Below are some entries. Output each one exactly as it appears.

BEGIN RAW RECORDS

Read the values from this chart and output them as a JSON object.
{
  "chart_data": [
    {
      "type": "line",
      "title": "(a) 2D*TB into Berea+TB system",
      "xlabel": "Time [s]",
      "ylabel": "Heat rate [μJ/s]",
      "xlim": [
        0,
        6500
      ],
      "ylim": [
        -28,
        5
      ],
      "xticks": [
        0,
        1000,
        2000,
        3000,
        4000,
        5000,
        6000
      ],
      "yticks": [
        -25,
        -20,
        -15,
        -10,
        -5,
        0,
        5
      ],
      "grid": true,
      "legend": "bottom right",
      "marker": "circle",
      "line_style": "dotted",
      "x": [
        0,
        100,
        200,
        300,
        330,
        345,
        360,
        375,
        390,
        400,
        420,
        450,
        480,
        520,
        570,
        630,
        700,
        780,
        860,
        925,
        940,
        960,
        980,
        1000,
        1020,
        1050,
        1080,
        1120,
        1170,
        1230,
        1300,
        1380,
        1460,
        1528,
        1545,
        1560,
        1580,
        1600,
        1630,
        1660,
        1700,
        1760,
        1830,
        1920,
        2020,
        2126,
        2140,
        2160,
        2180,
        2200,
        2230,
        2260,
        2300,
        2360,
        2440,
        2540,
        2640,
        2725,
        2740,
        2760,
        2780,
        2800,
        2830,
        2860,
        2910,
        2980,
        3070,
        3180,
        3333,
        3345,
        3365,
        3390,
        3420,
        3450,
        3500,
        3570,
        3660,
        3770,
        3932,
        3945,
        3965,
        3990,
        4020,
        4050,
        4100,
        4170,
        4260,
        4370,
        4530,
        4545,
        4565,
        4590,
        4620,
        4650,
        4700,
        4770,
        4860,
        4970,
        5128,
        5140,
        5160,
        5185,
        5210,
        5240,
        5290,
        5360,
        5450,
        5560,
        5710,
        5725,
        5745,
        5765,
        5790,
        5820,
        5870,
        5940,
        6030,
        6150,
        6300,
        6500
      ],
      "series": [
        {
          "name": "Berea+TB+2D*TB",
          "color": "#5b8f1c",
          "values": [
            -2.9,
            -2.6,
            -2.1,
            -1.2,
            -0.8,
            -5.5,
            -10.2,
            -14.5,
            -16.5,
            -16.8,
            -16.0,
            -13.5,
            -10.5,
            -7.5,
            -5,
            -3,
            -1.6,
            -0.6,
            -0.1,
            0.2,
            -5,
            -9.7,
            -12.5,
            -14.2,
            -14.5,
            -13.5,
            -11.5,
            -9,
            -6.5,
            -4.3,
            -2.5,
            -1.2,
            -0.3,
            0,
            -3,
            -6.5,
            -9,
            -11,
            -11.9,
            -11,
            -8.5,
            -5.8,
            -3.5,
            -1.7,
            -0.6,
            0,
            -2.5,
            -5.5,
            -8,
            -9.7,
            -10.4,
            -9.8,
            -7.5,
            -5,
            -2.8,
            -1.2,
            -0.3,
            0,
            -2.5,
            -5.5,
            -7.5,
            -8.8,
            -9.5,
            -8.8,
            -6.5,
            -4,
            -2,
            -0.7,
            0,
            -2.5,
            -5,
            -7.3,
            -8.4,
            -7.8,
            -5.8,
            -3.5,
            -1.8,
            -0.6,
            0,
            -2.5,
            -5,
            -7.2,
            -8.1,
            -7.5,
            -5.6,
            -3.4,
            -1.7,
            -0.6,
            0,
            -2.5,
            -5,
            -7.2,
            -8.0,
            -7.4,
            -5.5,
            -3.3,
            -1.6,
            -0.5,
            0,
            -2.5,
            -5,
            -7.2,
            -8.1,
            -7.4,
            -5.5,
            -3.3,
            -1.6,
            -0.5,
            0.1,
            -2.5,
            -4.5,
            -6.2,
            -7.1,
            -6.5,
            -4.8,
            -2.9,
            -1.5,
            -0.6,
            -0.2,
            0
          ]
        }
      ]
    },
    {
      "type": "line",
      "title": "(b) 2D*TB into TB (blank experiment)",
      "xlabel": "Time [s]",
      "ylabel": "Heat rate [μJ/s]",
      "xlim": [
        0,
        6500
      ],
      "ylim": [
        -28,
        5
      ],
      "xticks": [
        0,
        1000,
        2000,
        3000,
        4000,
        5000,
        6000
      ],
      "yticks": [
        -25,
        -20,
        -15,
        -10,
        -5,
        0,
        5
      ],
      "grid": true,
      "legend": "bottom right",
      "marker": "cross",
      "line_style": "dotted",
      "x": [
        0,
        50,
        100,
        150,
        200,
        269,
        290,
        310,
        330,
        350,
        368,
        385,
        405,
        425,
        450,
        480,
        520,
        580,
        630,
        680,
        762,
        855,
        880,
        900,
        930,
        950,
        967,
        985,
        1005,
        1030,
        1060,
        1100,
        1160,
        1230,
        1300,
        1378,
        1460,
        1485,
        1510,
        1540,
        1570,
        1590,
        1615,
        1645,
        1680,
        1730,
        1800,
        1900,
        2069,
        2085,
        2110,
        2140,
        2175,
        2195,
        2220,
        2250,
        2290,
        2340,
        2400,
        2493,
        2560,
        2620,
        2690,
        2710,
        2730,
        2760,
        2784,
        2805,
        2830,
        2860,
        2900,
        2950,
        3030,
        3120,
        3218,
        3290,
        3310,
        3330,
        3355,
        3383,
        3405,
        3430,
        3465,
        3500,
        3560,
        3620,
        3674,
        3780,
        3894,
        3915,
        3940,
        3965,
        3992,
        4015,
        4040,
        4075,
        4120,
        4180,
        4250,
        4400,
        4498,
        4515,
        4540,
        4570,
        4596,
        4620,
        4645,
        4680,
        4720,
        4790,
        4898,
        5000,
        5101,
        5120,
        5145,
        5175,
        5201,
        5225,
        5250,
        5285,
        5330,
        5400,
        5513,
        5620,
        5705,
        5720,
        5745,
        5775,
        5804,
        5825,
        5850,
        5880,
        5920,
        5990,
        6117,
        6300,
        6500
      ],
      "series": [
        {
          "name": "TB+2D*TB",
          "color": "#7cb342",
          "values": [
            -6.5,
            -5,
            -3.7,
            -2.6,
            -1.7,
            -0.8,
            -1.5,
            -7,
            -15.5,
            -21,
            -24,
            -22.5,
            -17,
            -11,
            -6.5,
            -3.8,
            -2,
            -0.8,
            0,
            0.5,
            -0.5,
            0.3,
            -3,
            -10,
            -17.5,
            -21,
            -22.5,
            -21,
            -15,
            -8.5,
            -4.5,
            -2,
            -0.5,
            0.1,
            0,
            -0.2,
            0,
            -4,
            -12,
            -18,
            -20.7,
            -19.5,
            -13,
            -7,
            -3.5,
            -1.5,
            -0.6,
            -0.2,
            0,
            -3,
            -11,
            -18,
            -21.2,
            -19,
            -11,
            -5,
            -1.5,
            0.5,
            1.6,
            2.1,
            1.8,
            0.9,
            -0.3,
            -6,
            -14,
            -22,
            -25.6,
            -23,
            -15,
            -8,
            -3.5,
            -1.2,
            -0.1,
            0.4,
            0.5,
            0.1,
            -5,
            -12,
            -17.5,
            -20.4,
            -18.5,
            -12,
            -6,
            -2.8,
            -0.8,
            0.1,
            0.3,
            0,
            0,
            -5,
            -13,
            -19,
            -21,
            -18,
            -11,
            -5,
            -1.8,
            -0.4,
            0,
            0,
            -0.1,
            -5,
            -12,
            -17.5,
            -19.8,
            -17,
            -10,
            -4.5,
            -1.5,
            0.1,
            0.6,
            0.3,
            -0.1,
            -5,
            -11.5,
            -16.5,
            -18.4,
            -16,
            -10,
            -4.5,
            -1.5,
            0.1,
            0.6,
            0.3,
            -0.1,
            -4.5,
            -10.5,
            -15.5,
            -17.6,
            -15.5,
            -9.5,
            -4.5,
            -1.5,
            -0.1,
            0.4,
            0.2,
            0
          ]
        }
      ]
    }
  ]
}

END RAW RECORDS

OUTPUT FOR THIS TASK:
Read the values from this chart and output them as a JSON object.
{
  "chart_data": [
    {
      "type": "line",
      "title": "(a) 2D*TB into Berea+TB system",
      "xlabel": "Time [s]",
      "ylabel": "Heat rate [μJ/s]",
      "xlim": [
        0,
        6500
      ],
      "ylim": [
        -28,
        5
      ],
      "xticks": [
        0,
        1000,
        2000,
        3000,
        4000,
        5000,
        6000
      ],
      "yticks": [
        -25,
        -20,
        -15,
        -10,
        -5,
        0,
        5
      ],
      "grid": true,
      "legend": "bottom right",
      "marker": "circle",
      "line_style": "dotted",
      "x": [
        0,
        100,
        200,
        300,
        330,
        345,
        360,
        375,
        390,
        400,
        420,
        450,
        480,
        520,
        570,
        630,
        700,
        780,
        860,
        925,
        940,
        960,
        980,
        1000,
        1020,
        1050,
        1080,
        1120,
        1170,
        1230,
        1300,
        1380,
        1460,
        1528,
        1545,
        1560,
        1580,
        1600,
        1630,
        1660,
        1700,
        1760,
        1830,
        1920,
        2020,
        2126,
        2140,
        2160,
        2180,
        2200,
        2230,
        2260,
        2300,
        2360,
        2440,
        2540,
        2640,
        2725,
        2740,
        2760,
        2780,
        2800,
        2830,
        2860,
        2910,
        2980,
        3070,
        3180,
        3333,
        3345,
        3365,
        3390,
        3420,
        3450,
        3500,
        3570,
        3660,
        3770,
        3932,
        3945,
        3965,
        3990,
        4020,
        4050,
        4100,
        4170,
        4260,
        4370,
        4530,
        4545,
        4565,
        4590,
        4620,
        4650,
        4700,
        4770,
        4860,
        4970,
        5128,
        5140,
        5160,
        5185,
        5210,
        5240,
        5290,
        5360,
        5450,
        5560,
        5710,
        5725,
        5745,
        5765,
        5790,
        5820,
        5870,
        5940,
        6030,
        6150,
        6300,
        6500
      ],
      "series": [
        {
          "name": "Berea+TB+2D*TB",
          "color": "#5b8f1c",
          "values": [
            -2.9,
            -2.6,
            -2.1,
            -1.2,
            -0.8,
            -5.5,
            -10.2,
            -14.5,
            -16.5,
            -16.8,
            -16.0,
            -13.5,
            -10.5,
            -7.5,
            -5,
            -3,
            -1.6,
            -0.6,
            -0.1,
            0.2,
            -5,
            -9.7,
            -12.5,
            -14.2,
            -14.5,
            -13.5,
            -11.5,
            -9,
            -6.5,
            -4.3,
            -2.5,
            -1.2,
            -0.3,
            0,
            -3,
            -6.5,
            -9,
            -11,
            -11.9,
            -11,
            -8.5,
            -5.8,
            -3.5,
            -1.7,
            -0.6,
            0,
            -2.5,
            -5.5,
            -8,
            -9.7,
            -10.4,
            -9.8,
            -7.5,
            -5,
            -2.8,
            -1.2,
            -0.3,
            0,
            -2.5,
            -5.5,
            -7.5,
            -8.8,
            -9.5,
            -8.8,
            -6.5,
            -4,
            -2,
            -0.7,
            0,
            -2.5,
            -5,
            -7.3,
            -8.4,
            -7.8,
            -5.8,
            -3.5,
            -1.8,
            -0.6,
            0,
            -2.5,
            -5,
            -7.2,
            -8.1,
            -7.5,
            -5.6,
            -3.4,
            -1.7,
            -0.6,
            0,
            -2.5,
            -5,
            -7.2,
            -8.0,
            -7.4,
            -5.5,
            -3.3,
            -1.6,
            -0.5,
            0,
            -2.5,
            -5,
            -7.2,
            -8.1,
            -7.4,
            -5.5,
            -3.3,
            -1.6,
            -0.5,
            0.1,
            -2.5,
            -4.5,
            -6.2,
            -7.1,
            -6.5,
            -4.8,
            -2.9,
            -1.5,
            -0.6,
            -0.2,
            0
          ]
        }
      ]
    },
    {
      "type": "line",
      "title": "(b) 2D*TB into TB (blank experiment)",
      "xlabel": "Time [s]",
      "ylabel": "Heat rate [μJ/s]",
      "xlim": [
        0,
        6500
      ],
      "ylim": [
        -28,
        5
      ],
      "xticks": [
        0,
        1000,
        2000,
        3000,
        4000,
        5000,
        6000
      ],
      "yticks": [
        -25,
        -20,
        -15,
        -10,
        -5,
        0,
        5
      ],
      "grid": true,
      "legend": "bottom right",
      "marker": "cross",
      "line_style": "dotted",
      "x": [
        0,
        50,
        100,
        150,
        200,
        269,
        290,
        310,
        330,
        350,
        368,
        385,
        405,
        425,
        450,
        480,
        520,
        580,
        630,
        680,
        762,
        855,
        880,
        900,
        930,
        950,
        967,
        985,
        1005,
        1030,
        1060,
        1100,
        1160,
        1230,
        1300,
        1378,
        1460,
        1485,
        1510,
        1540,
        1570,
        1590,
        1615,
        1645,
        1680,
        1730,
        1800,
        1900,
        2069,
        2085,
        2110,
        2140,
        2175,
        2195,
        2220,
        2250,
        2290,
        2340,
        2400,
        2493,
        2560,
        2620,
        2690,
        2710,
        2730,
        2760,
        2784,
        2805,
        2830,
        2860,
        2900,
        2950,
        3030,
        3120,
        3218,
        3290,
        3310,
        3330,
        3355,
        3383,
        3405,
        3430,
        3465,
        3500,
        3560,
        3620,
        3674,
        3780,
        3894,
        3915,
        3940,
        3965,
        3992,
        4015,
        4040,
        4075,
        4120,
        4180,
        4250,
        4400,
        4498,
        4515,
        4540,
        4570,
        4596,
        4620,
        4645,
        4680,
        4720,
        4790,
        4898,
        5000,
        5101,
        5120,
        5145,
        5175,
        5201,
        5225,
        5250,
        5285,
        5330,
        5400,
        5513,
        5620,
        5705,
        5720,
        5745,
        5775,
        5804,
        5825,
        5850,
        5880,
        5920,
        5990,
        6117,
        6300,
        6500
      ],
      "series": [
        {
          "name": "TB+2D*TB",
          "color": "#7cb342",
          "values": [
            -6.5,
            -5,
            -3.7,
            -2.6,
            -1.7,
            -0.8,
            -1.5,
            -7,
            -15.5,
            -21,
            -24,
            -22.5,
            -17,
            -11,
            -6.5,
            -3.8,
            -2,
            -0.8,
            0,
            0.5,
            -0.5,
            0.3,
            -3,
            -10,
            -17.5,
            -21,
            -22.5,
            -21,
            -15,
            -8.5,
            -4.5,
            -2,
            -0.5,
            0.1,
            0,
            -0.2,
            0,
            -4,
            -12,
            -18,
            -20.7,
            -19.5,
            -13,
            -7,
            -3.5,
            -1.5,
            -0.6,
            -0.2,
            0,
            -3,
            -11,
            -18,
            -21.2,
            -19,
            -11,
            -5,
            -1.5,
            0.5,
            1.6,
            2.1,
            1.8,
            0.9,
            -0.3,
            -6,
            -14,
            -22,
            -25.6,
            -23,
            -15,
            -8,
            -3.5,
            -1.2,
            -0.1,
            0.4,
            0.5,
            0.1,
            -5,
            -12,
            -17.5,
            -20.4,
            -18.5,
            -12,
            -6,
            -2.8,
            -0.8,
            0.1,
            0.3,
            0,
            0,
            -5,
            -13,
            -19,
            -21,
            -18,
            -11,
            -5,
            -1.8,
            -0.4,
            0,
            0,
            -0.1,
            -5,
            -12,
            -17.5,
            -19.8,
            -17,
            -10,
            -4.5,
            -1.5,
            0.1,
            0.6,
            0.3,
            -0.1,
            -5,
            -11.5,
            -16.5,
            -18.4,
            -16,
            -10,
            -4.5,
            -1.5,
            0.1,
            0.6,
            0.3,
            -0.1,
            -4.5,
            -10.5,
            -15.5,
            -17.6,
            -15.5,
            -9.5,
            -4.5,
            -1.5,
            -0.1,
            0.4,
            0.2,
            0
          ]
        }
      ]
    }
  ]
}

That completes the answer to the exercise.